-- READING TEXT --
For the linear regression models, performance will be evaluated using R-squared and RMSE. However, for the binary logistic regression model, performance will also be measured based on test data accuracy. To accomplish this, we will create the following datasets. Train and test sets will be transformed separately.

  • insurance_tf: Full dataset, transformed
  • insurance_tf_train: 80% split train dataset, transformed
  • insurance_tf_test: 20% split test dataset, transformed
set.seed(42)
inTrain <- sample(floor(0.8 * nrow(df)))

training <- df[inTrain, -(1:2)]
test <- df[-inTrain, -(1:2)]
train_y <- df[inTrain, (1:2)]
test_y <- df[-inTrain, (1:2)]

preProcValues <- preProcess(training, method = c("center", "scale"))

insurance_tf_train <- predict(preProcValues, training) %>% cbind(train_y)
insurance_tf_test <- predict(preProcValues, test) %>% cbind(test_y)

Excerpt from a data file
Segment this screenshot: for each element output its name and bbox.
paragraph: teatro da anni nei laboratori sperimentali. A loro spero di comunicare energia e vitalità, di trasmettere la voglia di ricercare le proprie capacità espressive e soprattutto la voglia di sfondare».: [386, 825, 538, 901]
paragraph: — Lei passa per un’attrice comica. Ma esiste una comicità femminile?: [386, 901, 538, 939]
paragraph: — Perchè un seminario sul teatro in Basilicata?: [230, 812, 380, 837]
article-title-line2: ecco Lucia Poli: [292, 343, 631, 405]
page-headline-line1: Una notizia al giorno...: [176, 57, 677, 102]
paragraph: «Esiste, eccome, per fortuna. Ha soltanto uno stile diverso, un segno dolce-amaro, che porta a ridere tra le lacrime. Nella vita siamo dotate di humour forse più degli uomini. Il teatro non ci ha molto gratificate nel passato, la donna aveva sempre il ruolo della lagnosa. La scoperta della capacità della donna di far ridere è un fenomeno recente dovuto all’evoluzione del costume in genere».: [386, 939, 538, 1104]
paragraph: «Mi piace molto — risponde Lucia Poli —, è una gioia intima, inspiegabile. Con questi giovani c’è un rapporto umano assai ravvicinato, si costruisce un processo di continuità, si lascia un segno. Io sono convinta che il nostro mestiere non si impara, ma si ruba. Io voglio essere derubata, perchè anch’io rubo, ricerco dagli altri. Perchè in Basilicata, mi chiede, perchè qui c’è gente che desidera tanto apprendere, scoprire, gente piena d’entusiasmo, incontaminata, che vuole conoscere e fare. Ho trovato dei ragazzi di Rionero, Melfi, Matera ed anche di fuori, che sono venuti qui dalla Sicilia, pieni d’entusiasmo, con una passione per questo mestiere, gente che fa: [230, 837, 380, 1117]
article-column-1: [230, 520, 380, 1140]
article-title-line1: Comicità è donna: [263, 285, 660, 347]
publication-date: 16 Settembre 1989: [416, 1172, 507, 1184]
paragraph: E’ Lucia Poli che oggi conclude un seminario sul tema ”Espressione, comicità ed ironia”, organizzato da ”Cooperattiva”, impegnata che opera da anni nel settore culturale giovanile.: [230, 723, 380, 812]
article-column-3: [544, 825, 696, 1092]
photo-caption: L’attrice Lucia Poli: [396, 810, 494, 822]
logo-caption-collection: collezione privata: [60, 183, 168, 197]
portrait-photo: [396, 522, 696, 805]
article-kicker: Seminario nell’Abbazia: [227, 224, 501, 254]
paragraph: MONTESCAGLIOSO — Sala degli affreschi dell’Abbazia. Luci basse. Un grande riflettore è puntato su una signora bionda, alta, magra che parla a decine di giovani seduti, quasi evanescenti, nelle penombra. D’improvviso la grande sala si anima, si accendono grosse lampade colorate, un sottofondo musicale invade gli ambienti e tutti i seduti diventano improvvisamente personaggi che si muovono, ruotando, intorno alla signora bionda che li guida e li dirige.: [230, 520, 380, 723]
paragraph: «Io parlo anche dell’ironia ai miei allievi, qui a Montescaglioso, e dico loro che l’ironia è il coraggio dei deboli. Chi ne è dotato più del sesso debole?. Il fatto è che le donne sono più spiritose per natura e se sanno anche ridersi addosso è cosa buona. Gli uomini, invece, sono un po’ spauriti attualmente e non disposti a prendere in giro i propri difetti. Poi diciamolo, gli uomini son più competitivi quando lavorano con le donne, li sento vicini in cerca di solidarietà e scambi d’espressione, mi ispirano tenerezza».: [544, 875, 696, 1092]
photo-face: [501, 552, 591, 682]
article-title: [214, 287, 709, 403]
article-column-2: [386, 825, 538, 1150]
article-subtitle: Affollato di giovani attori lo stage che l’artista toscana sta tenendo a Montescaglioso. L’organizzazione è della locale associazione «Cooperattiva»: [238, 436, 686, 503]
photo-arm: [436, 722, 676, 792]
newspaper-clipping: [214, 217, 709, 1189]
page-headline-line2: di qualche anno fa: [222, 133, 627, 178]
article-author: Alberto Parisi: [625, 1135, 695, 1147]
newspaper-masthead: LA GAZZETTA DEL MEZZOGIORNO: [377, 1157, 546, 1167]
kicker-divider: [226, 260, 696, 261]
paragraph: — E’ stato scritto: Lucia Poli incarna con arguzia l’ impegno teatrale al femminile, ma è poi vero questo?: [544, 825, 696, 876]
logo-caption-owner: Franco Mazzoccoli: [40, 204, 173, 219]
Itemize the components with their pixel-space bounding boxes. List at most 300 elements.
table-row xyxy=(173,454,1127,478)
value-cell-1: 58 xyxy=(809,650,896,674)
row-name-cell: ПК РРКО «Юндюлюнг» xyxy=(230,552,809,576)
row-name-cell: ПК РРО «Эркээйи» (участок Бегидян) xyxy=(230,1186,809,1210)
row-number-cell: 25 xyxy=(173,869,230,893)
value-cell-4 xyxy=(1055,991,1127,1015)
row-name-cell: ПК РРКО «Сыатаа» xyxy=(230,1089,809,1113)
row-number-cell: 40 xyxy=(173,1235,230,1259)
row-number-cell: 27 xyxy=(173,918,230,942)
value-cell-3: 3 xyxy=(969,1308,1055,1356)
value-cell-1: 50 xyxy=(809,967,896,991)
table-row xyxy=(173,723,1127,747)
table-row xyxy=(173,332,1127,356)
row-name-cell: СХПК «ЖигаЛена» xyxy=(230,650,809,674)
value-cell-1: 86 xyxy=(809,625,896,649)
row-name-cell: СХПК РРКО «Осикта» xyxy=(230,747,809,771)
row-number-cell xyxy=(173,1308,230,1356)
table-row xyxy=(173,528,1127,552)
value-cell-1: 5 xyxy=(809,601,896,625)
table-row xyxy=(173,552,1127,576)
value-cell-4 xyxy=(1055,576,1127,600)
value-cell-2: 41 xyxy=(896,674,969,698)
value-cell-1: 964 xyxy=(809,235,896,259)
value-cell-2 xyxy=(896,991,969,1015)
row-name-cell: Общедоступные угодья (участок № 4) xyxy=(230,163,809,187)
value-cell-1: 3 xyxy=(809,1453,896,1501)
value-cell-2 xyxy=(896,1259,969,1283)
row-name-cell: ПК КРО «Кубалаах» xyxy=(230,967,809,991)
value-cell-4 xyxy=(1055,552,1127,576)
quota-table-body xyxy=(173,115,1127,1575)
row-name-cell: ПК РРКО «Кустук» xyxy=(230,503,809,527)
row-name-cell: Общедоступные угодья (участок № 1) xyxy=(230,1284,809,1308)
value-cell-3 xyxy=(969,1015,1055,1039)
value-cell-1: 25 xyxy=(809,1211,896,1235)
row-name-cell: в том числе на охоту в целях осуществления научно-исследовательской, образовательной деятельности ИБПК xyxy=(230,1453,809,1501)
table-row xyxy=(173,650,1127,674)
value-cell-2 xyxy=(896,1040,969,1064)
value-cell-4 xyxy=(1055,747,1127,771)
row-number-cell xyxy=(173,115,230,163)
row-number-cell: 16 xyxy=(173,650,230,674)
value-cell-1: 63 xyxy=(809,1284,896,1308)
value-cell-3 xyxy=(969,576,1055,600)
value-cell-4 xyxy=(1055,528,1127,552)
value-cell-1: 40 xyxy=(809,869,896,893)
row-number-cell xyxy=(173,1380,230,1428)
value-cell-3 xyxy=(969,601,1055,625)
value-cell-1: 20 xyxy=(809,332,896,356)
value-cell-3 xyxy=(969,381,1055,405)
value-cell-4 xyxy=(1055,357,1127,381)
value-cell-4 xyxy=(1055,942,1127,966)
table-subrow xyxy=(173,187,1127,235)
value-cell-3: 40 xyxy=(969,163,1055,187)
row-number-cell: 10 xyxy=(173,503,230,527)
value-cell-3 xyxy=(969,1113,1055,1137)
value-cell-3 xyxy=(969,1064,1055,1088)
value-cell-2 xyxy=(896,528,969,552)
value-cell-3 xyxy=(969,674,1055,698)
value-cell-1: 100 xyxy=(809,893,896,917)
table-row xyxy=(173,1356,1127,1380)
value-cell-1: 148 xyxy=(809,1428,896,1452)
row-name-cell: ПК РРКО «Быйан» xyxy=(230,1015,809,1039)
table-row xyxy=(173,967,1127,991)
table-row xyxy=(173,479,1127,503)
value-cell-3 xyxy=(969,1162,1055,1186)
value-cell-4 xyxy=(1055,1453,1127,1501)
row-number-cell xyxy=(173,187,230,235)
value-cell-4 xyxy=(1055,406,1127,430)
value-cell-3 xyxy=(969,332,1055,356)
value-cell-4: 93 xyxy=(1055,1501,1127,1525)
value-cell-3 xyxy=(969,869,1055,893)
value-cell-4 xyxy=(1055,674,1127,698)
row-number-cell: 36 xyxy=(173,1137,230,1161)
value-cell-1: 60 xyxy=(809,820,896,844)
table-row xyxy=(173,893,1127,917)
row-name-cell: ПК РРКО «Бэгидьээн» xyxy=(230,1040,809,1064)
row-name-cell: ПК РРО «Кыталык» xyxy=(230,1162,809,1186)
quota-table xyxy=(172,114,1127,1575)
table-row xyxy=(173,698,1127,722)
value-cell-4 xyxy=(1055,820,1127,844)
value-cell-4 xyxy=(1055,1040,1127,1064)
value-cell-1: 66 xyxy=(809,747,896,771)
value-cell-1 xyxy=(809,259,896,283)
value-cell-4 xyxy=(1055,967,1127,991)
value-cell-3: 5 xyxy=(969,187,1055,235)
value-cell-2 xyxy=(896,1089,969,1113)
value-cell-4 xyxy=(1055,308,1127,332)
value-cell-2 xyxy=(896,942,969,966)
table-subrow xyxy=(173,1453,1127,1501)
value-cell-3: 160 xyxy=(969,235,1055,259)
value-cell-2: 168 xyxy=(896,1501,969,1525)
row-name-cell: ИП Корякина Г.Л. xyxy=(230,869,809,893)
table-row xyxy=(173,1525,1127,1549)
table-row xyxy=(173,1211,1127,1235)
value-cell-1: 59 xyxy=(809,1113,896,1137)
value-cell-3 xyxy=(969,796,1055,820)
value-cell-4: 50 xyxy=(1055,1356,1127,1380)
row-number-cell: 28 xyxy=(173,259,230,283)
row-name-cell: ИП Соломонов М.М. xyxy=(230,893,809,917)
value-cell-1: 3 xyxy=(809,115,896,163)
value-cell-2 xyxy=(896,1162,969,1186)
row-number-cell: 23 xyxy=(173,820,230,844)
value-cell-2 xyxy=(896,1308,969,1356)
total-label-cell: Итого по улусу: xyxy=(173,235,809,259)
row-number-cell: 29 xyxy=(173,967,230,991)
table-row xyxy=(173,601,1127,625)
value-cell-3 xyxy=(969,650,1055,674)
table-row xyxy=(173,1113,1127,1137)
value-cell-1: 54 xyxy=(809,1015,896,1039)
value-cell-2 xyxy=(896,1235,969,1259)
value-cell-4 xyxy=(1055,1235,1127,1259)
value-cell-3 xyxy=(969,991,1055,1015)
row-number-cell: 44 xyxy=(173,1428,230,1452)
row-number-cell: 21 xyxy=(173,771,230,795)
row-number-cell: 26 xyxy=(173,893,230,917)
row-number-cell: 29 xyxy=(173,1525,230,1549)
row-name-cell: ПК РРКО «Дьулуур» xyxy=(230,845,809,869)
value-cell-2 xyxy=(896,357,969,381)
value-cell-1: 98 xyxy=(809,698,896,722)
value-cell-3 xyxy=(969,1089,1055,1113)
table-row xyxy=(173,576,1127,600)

-- STATED GOAL 1 --
Select every line in the records that contains the string "kicker", matching case exactly.
-- STATED GOAL 2 --
Pick up the passage on preparing the insurance regression datasets and continue it from the point where it ends.
The passage and the records have no connection to each other.

-- TASK OUTPUT 1 --
article-kicker: Seminario nell’Abbazia: [227, 224, 501, 254]
kicker-divider: [226, 260, 696, 261]

-- TASK OUTPUT 2 --
preProcValues_all <- preProcess(df[, -(1:2)], method = c("center", "scale"))
insurance_tf <- predict(preProcValues_all, df[, -(1:2)]) %>% cbind(df[, (1:2)])

Create Output

write.csv(insurance_tf, "C:\\Users\\mkive\\Documents\\GitHub\\Business-Analytics-Data-Mining\\Business-Analytics-Data-Mining\\Insurance Model\\insurance_tf.csv")
write.csv(insurance_tf_train, "C:\\Users\\mkive\\Documents\\GitHub\\Business-Analytics-Data-Mining\\Business-Analytics-Data-Mining\\Insurance Model\\insurance_tf_train.csv")
write.csv(insurance_tf_test, "C:\\Users\\mkive\\Documents\\GitHub\\Business-Analytics-Data-Mining\\Business-Analytics-Data-Mining\\Insurance Model\\insurance_tf_test.csv")